## PROBLEM REQUIREMENTS
Retype each entry below exactly as it stands.

## EXERCISE MATERIAL
Begin
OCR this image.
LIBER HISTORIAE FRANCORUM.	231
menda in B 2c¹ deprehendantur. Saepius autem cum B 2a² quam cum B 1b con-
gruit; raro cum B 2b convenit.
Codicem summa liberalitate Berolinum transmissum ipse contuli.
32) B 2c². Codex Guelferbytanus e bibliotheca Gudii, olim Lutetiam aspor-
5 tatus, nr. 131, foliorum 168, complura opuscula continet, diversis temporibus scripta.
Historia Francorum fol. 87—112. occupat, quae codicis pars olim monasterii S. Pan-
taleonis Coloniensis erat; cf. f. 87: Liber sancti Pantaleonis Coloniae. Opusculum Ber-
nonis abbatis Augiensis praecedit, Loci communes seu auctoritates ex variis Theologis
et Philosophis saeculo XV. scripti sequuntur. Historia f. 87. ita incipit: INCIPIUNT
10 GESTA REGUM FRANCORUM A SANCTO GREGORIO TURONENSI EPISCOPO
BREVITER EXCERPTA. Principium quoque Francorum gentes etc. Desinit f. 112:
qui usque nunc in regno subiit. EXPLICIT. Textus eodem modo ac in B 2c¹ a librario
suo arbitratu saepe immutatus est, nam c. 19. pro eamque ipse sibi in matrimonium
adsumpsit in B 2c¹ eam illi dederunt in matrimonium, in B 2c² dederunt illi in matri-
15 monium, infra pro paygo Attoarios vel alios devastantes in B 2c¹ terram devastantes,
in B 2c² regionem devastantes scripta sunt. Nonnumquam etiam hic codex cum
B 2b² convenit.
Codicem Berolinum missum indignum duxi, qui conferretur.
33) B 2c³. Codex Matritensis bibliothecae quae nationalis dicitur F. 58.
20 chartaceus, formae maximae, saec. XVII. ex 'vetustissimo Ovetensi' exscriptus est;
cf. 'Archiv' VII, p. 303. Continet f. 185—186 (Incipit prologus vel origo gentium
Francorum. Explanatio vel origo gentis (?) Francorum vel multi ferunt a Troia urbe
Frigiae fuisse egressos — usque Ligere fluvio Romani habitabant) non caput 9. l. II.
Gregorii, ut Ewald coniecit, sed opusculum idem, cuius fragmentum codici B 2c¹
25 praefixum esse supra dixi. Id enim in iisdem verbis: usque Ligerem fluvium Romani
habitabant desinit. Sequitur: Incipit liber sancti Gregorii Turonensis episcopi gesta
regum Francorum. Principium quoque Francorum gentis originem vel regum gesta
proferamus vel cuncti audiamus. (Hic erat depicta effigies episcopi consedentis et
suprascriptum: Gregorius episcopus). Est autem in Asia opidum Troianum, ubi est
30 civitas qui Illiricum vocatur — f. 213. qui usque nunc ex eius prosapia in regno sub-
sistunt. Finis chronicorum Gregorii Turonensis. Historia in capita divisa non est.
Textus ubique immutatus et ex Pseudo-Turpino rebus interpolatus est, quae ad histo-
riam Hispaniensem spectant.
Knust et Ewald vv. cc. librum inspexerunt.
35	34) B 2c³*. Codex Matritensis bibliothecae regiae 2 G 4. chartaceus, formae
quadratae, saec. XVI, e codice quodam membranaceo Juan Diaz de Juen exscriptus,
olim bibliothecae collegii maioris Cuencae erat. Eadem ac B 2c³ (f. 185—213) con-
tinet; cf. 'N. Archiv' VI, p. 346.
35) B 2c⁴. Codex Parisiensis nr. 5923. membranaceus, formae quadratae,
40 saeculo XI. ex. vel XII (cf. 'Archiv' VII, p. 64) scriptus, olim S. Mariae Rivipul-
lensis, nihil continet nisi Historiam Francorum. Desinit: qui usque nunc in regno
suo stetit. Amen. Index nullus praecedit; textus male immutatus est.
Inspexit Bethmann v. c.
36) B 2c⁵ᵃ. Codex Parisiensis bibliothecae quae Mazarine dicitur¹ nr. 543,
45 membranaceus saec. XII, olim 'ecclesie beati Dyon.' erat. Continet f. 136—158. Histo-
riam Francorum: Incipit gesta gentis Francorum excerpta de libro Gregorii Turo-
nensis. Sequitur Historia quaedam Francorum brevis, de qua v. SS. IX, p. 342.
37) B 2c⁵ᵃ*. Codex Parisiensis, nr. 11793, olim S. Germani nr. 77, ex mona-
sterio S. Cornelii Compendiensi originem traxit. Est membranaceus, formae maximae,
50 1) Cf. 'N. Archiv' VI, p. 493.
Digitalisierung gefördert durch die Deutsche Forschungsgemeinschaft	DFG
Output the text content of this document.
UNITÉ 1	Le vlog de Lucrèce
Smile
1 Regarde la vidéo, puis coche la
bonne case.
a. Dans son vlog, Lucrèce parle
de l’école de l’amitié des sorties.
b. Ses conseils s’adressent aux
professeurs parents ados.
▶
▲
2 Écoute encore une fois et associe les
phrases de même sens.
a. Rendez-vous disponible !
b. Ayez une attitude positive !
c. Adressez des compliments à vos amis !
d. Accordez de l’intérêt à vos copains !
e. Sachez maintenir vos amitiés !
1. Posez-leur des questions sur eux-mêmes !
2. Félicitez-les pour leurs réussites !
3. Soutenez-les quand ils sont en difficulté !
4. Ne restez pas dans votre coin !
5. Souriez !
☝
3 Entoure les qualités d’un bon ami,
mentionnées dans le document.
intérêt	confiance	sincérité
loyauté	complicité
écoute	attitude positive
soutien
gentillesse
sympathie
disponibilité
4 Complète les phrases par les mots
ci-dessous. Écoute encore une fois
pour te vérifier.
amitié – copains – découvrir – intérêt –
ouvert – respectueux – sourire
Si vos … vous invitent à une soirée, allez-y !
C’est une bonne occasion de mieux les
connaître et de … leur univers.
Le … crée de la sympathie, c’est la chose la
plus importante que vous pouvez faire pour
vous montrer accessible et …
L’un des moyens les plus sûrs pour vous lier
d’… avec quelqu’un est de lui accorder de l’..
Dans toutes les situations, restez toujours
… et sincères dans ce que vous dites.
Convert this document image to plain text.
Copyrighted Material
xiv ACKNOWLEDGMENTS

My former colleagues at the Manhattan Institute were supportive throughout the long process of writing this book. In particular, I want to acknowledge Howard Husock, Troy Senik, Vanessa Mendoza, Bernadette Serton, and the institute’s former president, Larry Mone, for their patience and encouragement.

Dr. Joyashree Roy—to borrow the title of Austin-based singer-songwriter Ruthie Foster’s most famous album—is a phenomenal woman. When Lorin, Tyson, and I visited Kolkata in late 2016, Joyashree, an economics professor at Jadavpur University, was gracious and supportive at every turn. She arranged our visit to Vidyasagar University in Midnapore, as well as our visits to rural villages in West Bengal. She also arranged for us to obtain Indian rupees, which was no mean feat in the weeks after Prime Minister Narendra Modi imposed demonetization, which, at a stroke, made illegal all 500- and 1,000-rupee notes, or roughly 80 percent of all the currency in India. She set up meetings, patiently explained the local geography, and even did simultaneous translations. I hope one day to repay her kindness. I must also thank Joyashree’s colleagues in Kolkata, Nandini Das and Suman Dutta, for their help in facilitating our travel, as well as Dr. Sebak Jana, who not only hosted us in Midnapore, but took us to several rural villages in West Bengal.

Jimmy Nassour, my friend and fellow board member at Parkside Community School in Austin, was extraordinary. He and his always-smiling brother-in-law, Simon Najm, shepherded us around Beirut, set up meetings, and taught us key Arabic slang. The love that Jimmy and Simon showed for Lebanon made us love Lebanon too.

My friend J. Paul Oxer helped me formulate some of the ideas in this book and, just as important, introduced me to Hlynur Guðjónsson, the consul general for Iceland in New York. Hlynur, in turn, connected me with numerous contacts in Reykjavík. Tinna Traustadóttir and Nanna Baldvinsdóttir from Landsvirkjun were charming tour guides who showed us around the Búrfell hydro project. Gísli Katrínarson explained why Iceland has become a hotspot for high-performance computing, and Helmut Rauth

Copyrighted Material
End
## EXPECTED OUTPUT
OCR this image.
LIBER HISTORIAE FRANCORUM.	231
menda in B 2c¹ deprehendantur. Saepius autem cum B 2a² quam cum B 1b con-
gruit; raro cum B 2b convenit.
Codicem summa liberalitate Berolinum transmissum ipse contuli.
32) B 2c². Codex Guelferbytanus e bibliotheca Gudii, olim Lutetiam aspor-
5 tatus, nr. 131, foliorum 168, complura opuscula continet, diversis temporibus scripta.
Historia Francorum fol. 87—112. occupat, quae codicis pars olim monasterii S. Pan-
taleonis Coloniensis erat; cf. f. 87: Liber sancti Pantaleonis Coloniae. Opusculum Ber-
nonis abbatis Augiensis praecedit, Loci communes seu auctoritates ex variis Theologis
et Philosophis saeculo XV. scripti sequuntur. Historia f. 87. ita incipit: INCIPIUNT
10 GESTA REGUM FRANCORUM A SANCTO GREGORIO TURONENSI EPISCOPO
BREVITER EXCERPTA. Principium quoque Francorum gentes etc. Desinit f. 112:
qui usque nunc in regno subiit. EXPLICIT. Textus eodem modo ac in B 2c¹ a librario
suo arbitratu saepe immutatus est, nam c. 19. pro eamque ipse sibi in matrimonium
adsumpsit in B 2c¹ eam illi dederunt in matrimonium, in B 2c² dederunt illi in matri-
15 monium, infra pro paygo Attoarios vel alios devastantes in B 2c¹ terram devastantes,
in B 2c² regionem devastantes scripta sunt. Nonnumquam etiam hic codex cum
B 2b² convenit.
Codicem Berolinum missum indignum duxi, qui conferretur.
33) B 2c³. Codex Matritensis bibliothecae quae nationalis dicitur F. 58.
20 chartaceus, formae maximae, saec. XVII. ex 'vetustissimo Ovetensi' exscriptus est;
cf. 'Archiv' VII, p. 303. Continet f. 185—186 (Incipit prologus vel origo gentium
Francorum. Explanatio vel origo gentis (?) Francorum vel multi ferunt a Troia urbe
Frigiae fuisse egressos — usque Ligere fluvio Romani habitabant) non caput 9. l. II.
Gregorii, ut Ewald coniecit, sed opusculum idem, cuius fragmentum codici B 2c¹
25 praefixum esse supra dixi. Id enim in iisdem verbis: usque Ligerem fluvium Romani
habitabant desinit. Sequitur: Incipit liber sancti Gregorii Turonensis episcopi gesta
regum Francorum. Principium quoque Francorum gentis originem vel regum gesta
proferamus vel cuncti audiamus. (Hic erat depicta effigies episcopi consedentis et
suprascriptum: Gregorius episcopus). Est autem in Asia opidum Troianum, ubi est
30 civitas qui Illiricum vocatur — f. 213. qui usque nunc ex eius prosapia in regno sub-
sistunt. Finis chronicorum Gregorii Turonensis. Historia in capita divisa non est.
Textus ubique immutatus et ex Pseudo-Turpino rebus interpolatus est, quae ad histo-
riam Hispaniensem spectant.
Knust et Ewald vv. cc. librum inspexerunt.
35	34) B 2c³*. Codex Matritensis bibliothecae regiae 2 G 4. chartaceus, formae
quadratae, saec. XVI, e codice quodam membranaceo Juan Diaz de Juen exscriptus,
olim bibliothecae collegii maioris Cuencae erat. Eadem ac B 2c³ (f. 185—213) con-
tinet; cf. 'N. Archiv' VI, p. 346.
35) B 2c⁴. Codex Parisiensis nr. 5923. membranaceus, formae quadratae,
40 saeculo XI. ex. vel XII (cf. 'Archiv' VII, p. 64) scriptus, olim S. Mariae Rivipul-
lensis, nihil continet nisi Historiam Francorum. Desinit: qui usque nunc in regno
suo stetit. Amen. Index nullus praecedit; textus male immutatus est.
Inspexit Bethmann v. c.
36) B 2c⁵ᵃ. Codex Parisiensis bibliothecae quae Mazarine dicitur¹ nr. 543,
45 membranaceus saec. XII, olim 'ecclesie beati Dyon.' erat. Continet f. 136—158. Histo-
riam Francorum: Incipit gesta gentis Francorum excerpta de libro Gregorii Turo-
nensis. Sequitur Historia quaedam Francorum brevis, de qua v. SS. IX, p. 342.
37) B 2c⁵ᵃ*. Codex Parisiensis, nr. 11793, olim S. Germani nr. 77, ex mona-
sterio S. Cornelii Compendiensi originem traxit. Est membranaceus, formae maximae,
50 1) Cf. 'N. Archiv' VI, p. 493.
Digitalisierung gefördert durch die Deutsche Forschungsgemeinschaft	DFG
Output the text content of this document.
UNITÉ 1	Le vlog de Lucrèce
Smile
1 Regarde la vidéo, puis coche la
bonne case.
a. Dans son vlog, Lucrèce parle
de l’école de l’amitié des sorties.
b. Ses conseils s’adressent aux
professeurs parents ados.
▶
▲
2 Écoute encore une fois et associe les
phrases de même sens.
a. Rendez-vous disponible !
b. Ayez une attitude positive !
c. Adressez des compliments à vos amis !
d. Accordez de l’intérêt à vos copains !
e. Sachez maintenir vos amitiés !
1. Posez-leur des questions sur eux-mêmes !
2. Félicitez-les pour leurs réussites !
3. Soutenez-les quand ils sont en difficulté !
4. Ne restez pas dans votre coin !
5. Souriez !
☝
3 Entoure les qualités d’un bon ami,
mentionnées dans le document.
intérêt	confiance	sincérité
loyauté	complicité
écoute	attitude positive
soutien
gentillesse
sympathie
disponibilité
4 Complète les phrases par les mots
ci-dessous. Écoute encore une fois
pour te vérifier.
amitié – copains – découvrir – intérêt –
ouvert – respectueux – sourire
Si vos … vous invitent à une soirée, allez-y !
C’est une bonne occasion de mieux les
connaître et de … leur univers.
Le … crée de la sympathie, c’est la chose la
plus importante que vous pouvez faire pour
vous montrer accessible et …
L’un des moyens les plus sûrs pour vous lier
d’… avec quelqu’un est de lui accorder de l’..
Dans toutes les situations, restez toujours
… et sincères dans ce que vous dites.
Convert this document image to plain text.
Copyrighted Material
xiv ACKNOWLEDGMENTS

My former colleagues at the Manhattan Institute were supportive throughout the long process of writing this book. In particular, I want to acknowledge Howard Husock, Troy Senik, Vanessa Mendoza, Bernadette Serton, and the institute’s former president, Larry Mone, for their patience and encouragement.

Dr. Joyashree Roy—to borrow the title of Austin-based singer-songwriter Ruthie Foster’s most famous album—is a phenomenal woman. When Lorin, Tyson, and I visited Kolkata in late 2016, Joyashree, an economics professor at Jadavpur University, was gracious and supportive at every turn. She arranged our visit to Vidyasagar University in Midnapore, as well as our visits to rural villages in West Bengal. She also arranged for us to obtain Indian rupees, which was no mean feat in the weeks after Prime Minister Narendra Modi imposed demonetization, which, at a stroke, made illegal all 500- and 1,000-rupee notes, or roughly 80 percent of all the currency in India. She set up meetings, patiently explained the local geography, and even did simultaneous translations. I hope one day to repay her kindness. I must also thank Joyashree’s colleagues in Kolkata, Nandini Das and Suman Dutta, for their help in facilitating our travel, as well as Dr. Sebak Jana, who not only hosted us in Midnapore, but took us to several rural villages in West Bengal.

Jimmy Nassour, my friend and fellow board member at Parkside Community School in Austin, was extraordinary. He and his always-smiling brother-in-law, Simon Najm, shepherded us around Beirut, set up meetings, and taught us key Arabic slang. The love that Jimmy and Simon showed for Lebanon made us love Lebanon too.

My friend J. Paul Oxer helped me formulate some of the ideas in this book and, just as important, introduced me to Hlynur Guðjónsson, the consul general for Iceland in New York. Hlynur, in turn, connected me with numerous contacts in Reykjavík. Tinna Traustadóttir and Nanna Baldvinsdóttir from Landsvirkjun were charming tour guides who showed us around the Búrfell hydro project. Gísli Katrínarson explained why Iceland has become a hotspot for high-performance computing, and Helmut Rauth

Copyrighted Material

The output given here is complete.